◆ **TO DO**
The entire listing is to be repeated verbatim.

[Start of EXTRACTED RECORDS]

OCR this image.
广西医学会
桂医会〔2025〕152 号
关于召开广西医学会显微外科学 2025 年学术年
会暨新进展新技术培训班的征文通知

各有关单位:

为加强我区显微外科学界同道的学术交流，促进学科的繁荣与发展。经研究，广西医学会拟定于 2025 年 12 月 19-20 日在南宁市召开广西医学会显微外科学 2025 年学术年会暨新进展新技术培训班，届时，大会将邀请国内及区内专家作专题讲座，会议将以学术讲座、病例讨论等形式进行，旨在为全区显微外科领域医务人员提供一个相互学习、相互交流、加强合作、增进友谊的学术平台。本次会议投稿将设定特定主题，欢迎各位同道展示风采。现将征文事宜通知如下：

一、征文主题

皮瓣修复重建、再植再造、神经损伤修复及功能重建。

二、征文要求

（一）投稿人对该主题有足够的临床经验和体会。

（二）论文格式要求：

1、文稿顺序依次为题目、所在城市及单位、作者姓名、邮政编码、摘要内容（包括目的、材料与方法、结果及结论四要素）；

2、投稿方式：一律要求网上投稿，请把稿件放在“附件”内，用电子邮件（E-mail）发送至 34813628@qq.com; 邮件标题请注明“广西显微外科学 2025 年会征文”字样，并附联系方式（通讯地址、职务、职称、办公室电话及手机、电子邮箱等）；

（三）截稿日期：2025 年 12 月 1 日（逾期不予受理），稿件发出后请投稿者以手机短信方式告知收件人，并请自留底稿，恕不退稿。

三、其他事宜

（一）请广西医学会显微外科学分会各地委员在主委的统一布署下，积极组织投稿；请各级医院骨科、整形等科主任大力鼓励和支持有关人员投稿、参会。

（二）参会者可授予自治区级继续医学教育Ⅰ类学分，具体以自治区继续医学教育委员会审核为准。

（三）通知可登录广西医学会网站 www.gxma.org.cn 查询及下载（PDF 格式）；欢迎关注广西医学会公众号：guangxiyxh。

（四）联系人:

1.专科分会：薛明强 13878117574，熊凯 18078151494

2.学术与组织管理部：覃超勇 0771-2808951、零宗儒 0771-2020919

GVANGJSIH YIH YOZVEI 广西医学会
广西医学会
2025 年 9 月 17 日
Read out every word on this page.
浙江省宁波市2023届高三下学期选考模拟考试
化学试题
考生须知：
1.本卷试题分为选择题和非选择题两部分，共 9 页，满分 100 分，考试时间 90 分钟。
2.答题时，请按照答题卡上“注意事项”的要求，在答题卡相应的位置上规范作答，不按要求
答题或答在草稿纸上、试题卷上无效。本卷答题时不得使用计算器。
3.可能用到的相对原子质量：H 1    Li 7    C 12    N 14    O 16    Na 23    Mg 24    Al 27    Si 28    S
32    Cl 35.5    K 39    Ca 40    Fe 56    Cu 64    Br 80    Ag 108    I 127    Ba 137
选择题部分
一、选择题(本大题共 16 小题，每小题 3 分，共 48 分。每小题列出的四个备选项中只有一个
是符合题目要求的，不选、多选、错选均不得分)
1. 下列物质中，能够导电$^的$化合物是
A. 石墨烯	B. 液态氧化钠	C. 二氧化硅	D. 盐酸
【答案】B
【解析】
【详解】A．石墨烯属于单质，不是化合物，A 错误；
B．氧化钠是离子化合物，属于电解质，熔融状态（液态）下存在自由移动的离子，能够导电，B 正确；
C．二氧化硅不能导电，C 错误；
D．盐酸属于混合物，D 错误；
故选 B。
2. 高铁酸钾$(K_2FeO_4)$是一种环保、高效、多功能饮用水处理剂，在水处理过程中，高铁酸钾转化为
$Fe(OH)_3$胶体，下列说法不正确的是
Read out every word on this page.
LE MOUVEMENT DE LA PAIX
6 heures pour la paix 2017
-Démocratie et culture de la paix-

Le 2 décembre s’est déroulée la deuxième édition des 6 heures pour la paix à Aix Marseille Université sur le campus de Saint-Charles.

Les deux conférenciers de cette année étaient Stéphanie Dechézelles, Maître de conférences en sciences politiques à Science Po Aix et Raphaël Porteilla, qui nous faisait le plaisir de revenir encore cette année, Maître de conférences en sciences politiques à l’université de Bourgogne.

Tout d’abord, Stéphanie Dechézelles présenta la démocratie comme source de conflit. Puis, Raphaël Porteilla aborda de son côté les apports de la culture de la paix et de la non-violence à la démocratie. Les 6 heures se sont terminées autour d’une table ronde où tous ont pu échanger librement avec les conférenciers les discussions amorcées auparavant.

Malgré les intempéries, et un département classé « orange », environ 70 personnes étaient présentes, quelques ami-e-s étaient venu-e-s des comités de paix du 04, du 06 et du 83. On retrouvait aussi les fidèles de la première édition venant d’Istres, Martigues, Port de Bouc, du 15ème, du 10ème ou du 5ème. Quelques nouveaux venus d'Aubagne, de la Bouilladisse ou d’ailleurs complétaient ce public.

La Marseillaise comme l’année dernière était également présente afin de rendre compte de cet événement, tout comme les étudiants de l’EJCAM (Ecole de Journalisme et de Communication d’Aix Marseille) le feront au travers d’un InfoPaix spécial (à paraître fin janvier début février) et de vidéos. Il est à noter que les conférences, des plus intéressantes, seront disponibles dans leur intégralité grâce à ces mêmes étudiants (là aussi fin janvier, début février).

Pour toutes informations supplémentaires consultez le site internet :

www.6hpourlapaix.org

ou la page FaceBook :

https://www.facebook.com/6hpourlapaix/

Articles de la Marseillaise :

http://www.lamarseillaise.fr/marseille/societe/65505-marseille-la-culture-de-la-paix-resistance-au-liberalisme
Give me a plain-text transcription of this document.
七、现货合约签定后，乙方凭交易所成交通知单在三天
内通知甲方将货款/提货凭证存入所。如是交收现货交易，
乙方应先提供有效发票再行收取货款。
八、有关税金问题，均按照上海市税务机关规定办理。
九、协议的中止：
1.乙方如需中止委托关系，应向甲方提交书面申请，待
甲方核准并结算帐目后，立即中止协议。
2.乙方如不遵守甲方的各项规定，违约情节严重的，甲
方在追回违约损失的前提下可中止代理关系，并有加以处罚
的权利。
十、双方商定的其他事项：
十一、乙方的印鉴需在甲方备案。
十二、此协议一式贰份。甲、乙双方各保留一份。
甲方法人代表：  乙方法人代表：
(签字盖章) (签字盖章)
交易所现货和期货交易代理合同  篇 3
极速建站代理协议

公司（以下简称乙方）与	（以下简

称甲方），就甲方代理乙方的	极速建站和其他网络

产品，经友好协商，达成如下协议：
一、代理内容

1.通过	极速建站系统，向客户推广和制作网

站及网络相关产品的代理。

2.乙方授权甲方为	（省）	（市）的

[End of EXTRACTED RECORDS]

◆ **ANSWER TO THIS TASK**
OCR this image.
广西医学会
桂医会〔2025〕152 号
关于召开广西医学会显微外科学 2025 年学术年
会暨新进展新技术培训班的征文通知

各有关单位:

为加强我区显微外科学界同道的学术交流，促进学科的繁荣与发展。经研究，广西医学会拟定于 2025 年 12 月 19-20 日在南宁市召开广西医学会显微外科学 2025 年学术年会暨新进展新技术培训班，届时，大会将邀请国内及区内专家作专题讲座，会议将以学术讲座、病例讨论等形式进行，旨在为全区显微外科领域医务人员提供一个相互学习、相互交流、加强合作、增进友谊的学术平台。本次会议投稿将设定特定主题，欢迎各位同道展示风采。现将征文事宜通知如下：

一、征文主题

皮瓣修复重建、再植再造、神经损伤修复及功能重建。

二、征文要求

（一）投稿人对该主题有足够的临床经验和体会。

（二）论文格式要求：

1、文稿顺序依次为题目、所在城市及单位、作者姓名、邮政编码、摘要内容（包括目的、材料与方法、结果及结论四要素）；

2、投稿方式：一律要求网上投稿，请把稿件放在“附件”内，用电子邮件（E-mail）发送至 34813628@qq.com; 邮件标题请注明“广西显微外科学 2025 年会征文”字样，并附联系方式（通讯地址、职务、职称、办公室电话及手机、电子邮箱等）；

（三）截稿日期：2025 年 12 月 1 日（逾期不予受理），稿件发出后请投稿者以手机短信方式告知收件人，并请自留底稿，恕不退稿。

三、其他事宜

（一）请广西医学会显微外科学分会各地委员在主委的统一布署下，积极组织投稿；请各级医院骨科、整形等科主任大力鼓励和支持有关人员投稿、参会。

（二）参会者可授予自治区级继续医学教育Ⅰ类学分，具体以自治区继续医学教育委员会审核为准。

（三）通知可登录广西医学会网站 www.gxma.org.cn 查询及下载（PDF 格式）；欢迎关注广西医学会公众号：guangxiyxh。

（四）联系人:

1.专科分会：薛明强 13878117574，熊凯 18078151494

2.学术与组织管理部：覃超勇 0771-2808951、零宗儒 0771-2020919

GVANGJSIH YIH YOZVEI 广西医学会
广西医学会
2025 年 9 月 17 日
Read out every word on this page.
浙江省宁波市2023届高三下学期选考模拟考试
化学试题
考生须知：
1.本卷试题分为选择题和非选择题两部分，共 9 页，满分 100 分，考试时间 90 分钟。
2.答题时，请按照答题卡上“注意事项”的要求，在答题卡相应的位置上规范作答，不按要求
答题或答在草稿纸上、试题卷上无效。本卷答题时不得使用计算器。
3.可能用到的相对原子质量：H 1    Li 7    C 12    N 14    O 16    Na 23    Mg 24    Al 27    Si 28    S
32    Cl 35.5    K 39    Ca 40    Fe 56    Cu 64    Br 80    Ag 108    I 127    Ba 137
选择题部分
一、选择题(本大题共 16 小题，每小题 3 分，共 48 分。每小题列出的四个备选项中只有一个
是符合题目要求的，不选、多选、错选均不得分)
1. 下列物质中，能够导电$^的$化合物是
A. 石墨烯	B. 液态氧化钠	C. 二氧化硅	D. 盐酸
【答案】B
【解析】
【详解】A．石墨烯属于单质，不是化合物，A 错误；
B．氧化钠是离子化合物，属于电解质，熔融状态（液态）下存在自由移动的离子，能够导电，B 正确；
C．二氧化硅不能导电，C 错误；
D．盐酸属于混合物，D 错误；
故选 B。
2. 高铁酸钾$(K_2FeO_4)$是一种环保、高效、多功能饮用水处理剂，在水处理过程中，高铁酸钾转化为
$Fe(OH)_3$胶体，下列说法不正确的是
Read out every word on this page.
LE MOUVEMENT DE LA PAIX
6 heures pour la paix 2017
-Démocratie et culture de la paix-

Le 2 décembre s’est déroulée la deuxième édition des 6 heures pour la paix à Aix Marseille Université sur le campus de Saint-Charles.

Les deux conférenciers de cette année étaient Stéphanie Dechézelles, Maître de conférences en sciences politiques à Science Po Aix et Raphaël Porteilla, qui nous faisait le plaisir de revenir encore cette année, Maître de conférences en sciences politiques à l’université de Bourgogne.

Tout d’abord, Stéphanie Dechézelles présenta la démocratie comme source de conflit. Puis, Raphaël Porteilla aborda de son côté les apports de la culture de la paix et de la non-violence à la démocratie. Les 6 heures se sont terminées autour d’une table ronde où tous ont pu échanger librement avec les conférenciers les discussions amorcées auparavant.

Malgré les intempéries, et un département classé « orange », environ 70 personnes étaient présentes, quelques ami-e-s étaient venu-e-s des comités de paix du 04, du 06 et du 83. On retrouvait aussi les fidèles de la première édition venant d’Istres, Martigues, Port de Bouc, du 15ème, du 10ème ou du 5ème. Quelques nouveaux venus d'Aubagne, de la Bouilladisse ou d’ailleurs complétaient ce public.

La Marseillaise comme l’année dernière était également présente afin de rendre compte de cet événement, tout comme les étudiants de l’EJCAM (Ecole de Journalisme et de Communication d’Aix Marseille) le feront au travers d’un InfoPaix spécial (à paraître fin janvier début février) et de vidéos. Il est à noter que les conférences, des plus intéressantes, seront disponibles dans leur intégralité grâce à ces mêmes étudiants (là aussi fin janvier, début février).

Pour toutes informations supplémentaires consultez le site internet :

www.6hpourlapaix.org

ou la page FaceBook :

https://www.facebook.com/6hpourlapaix/

Articles de la Marseillaise :

http://www.lamarseillaise.fr/marseille/societe/65505-marseille-la-culture-de-la-paix-resistance-au-liberalisme
Give me a plain-text transcription of this document.
七、现货合约签定后，乙方凭交易所成交通知单在三天
内通知甲方将货款/提货凭证存入所。如是交收现货交易，
乙方应先提供有效发票再行收取货款。
八、有关税金问题，均按照上海市税务机关规定办理。
九、协议的中止：
1.乙方如需中止委托关系，应向甲方提交书面申请，待
甲方核准并结算帐目后，立即中止协议。
2.乙方如不遵守甲方的各项规定，违约情节严重的，甲
方在追回违约损失的前提下可中止代理关系，并有加以处罚
的权利。
十、双方商定的其他事项：
十一、乙方的印鉴需在甲方备案。
十二、此协议一式贰份。甲、乙双方各保留一份。
甲方法人代表：  乙方法人代表：
(签字盖章) (签字盖章)
交易所现货和期货交易代理合同  篇 3
极速建站代理协议

公司（以下简称乙方）与	（以下简

称甲方），就甲方代理乙方的	极速建站和其他网络

产品，经友好协商，达成如下协议：
一、代理内容

1.通过	极速建站系统，向客户推广和制作网

站及网络相关产品的代理。

2.乙方授权甲方为	（省）	（市）的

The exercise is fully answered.